AIM:
Note each line that includes the word "xavfsizlikni". Copy those lines.

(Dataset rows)

▶

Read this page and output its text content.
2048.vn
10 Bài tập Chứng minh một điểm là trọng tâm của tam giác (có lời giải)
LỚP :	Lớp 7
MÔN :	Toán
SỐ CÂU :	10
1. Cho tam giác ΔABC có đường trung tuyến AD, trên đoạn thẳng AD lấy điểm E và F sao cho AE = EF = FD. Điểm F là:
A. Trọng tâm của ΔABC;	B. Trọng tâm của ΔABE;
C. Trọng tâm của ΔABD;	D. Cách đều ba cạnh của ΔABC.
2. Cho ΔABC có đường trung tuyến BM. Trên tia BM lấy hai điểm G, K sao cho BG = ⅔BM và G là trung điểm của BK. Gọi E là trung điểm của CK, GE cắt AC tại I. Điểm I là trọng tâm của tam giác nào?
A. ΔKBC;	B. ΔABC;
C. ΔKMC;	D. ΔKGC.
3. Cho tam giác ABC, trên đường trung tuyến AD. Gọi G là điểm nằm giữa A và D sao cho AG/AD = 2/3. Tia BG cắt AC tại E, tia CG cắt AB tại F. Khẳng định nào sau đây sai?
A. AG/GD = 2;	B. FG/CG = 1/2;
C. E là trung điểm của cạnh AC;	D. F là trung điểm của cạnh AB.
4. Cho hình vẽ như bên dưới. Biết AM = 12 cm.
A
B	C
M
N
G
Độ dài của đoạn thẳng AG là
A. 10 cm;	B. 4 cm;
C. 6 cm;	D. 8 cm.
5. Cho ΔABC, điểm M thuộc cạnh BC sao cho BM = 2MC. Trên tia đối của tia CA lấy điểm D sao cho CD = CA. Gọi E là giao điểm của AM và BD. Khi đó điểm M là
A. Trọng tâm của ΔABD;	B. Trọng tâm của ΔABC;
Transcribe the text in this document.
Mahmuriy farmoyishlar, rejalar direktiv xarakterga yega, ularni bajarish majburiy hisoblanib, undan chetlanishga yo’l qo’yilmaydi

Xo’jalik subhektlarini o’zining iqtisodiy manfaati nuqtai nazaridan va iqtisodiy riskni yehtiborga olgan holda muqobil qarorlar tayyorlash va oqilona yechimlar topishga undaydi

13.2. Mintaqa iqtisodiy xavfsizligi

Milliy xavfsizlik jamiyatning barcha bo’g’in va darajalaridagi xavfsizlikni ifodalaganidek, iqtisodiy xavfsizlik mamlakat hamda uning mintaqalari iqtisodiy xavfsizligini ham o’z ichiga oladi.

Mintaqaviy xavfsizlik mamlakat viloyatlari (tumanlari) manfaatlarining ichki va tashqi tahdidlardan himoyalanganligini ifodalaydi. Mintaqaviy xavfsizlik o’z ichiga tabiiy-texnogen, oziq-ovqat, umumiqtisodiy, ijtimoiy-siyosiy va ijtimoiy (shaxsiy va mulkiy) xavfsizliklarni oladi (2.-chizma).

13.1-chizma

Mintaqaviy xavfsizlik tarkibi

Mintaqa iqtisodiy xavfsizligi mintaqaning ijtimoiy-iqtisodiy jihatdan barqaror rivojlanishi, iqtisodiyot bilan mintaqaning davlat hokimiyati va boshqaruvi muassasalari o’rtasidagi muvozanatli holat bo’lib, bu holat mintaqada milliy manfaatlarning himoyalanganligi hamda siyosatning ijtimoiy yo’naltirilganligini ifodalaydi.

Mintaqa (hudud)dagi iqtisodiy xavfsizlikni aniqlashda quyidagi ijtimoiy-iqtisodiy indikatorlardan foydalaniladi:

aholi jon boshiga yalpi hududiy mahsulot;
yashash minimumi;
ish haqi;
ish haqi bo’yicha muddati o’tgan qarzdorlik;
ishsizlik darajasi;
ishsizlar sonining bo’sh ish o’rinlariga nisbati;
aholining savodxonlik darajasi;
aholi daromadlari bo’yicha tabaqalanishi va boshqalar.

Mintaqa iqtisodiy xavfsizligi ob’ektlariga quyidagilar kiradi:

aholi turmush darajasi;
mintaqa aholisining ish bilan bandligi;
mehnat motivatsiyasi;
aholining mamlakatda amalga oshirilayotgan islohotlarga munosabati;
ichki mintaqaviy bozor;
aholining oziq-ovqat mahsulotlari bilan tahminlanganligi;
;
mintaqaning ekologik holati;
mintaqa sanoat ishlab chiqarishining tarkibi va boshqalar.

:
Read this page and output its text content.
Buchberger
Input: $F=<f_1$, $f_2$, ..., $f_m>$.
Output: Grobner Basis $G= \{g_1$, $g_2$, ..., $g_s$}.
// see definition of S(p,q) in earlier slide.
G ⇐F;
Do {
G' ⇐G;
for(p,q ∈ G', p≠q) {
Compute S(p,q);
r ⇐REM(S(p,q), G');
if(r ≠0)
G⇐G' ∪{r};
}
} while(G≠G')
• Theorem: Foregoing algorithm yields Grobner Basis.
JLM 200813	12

◀

RESPONSE TO THIS TASK:
Milliy xavfsizlik jamiyatning barcha bo’g’in va darajalaridagi xavfsizlikni ifodalaganidek, iqtisodiy xavfsizlik mamlakat hamda uning mintaqalari iqtisodiy xavfsizligini ham o’z ichiga oladi.
Mintaqa (hudud)dagi iqtisodiy xavfsizlikni aniqlashda quyidagi ijtimoiy-iqtisodiy indikatorlardan foydalaniladi:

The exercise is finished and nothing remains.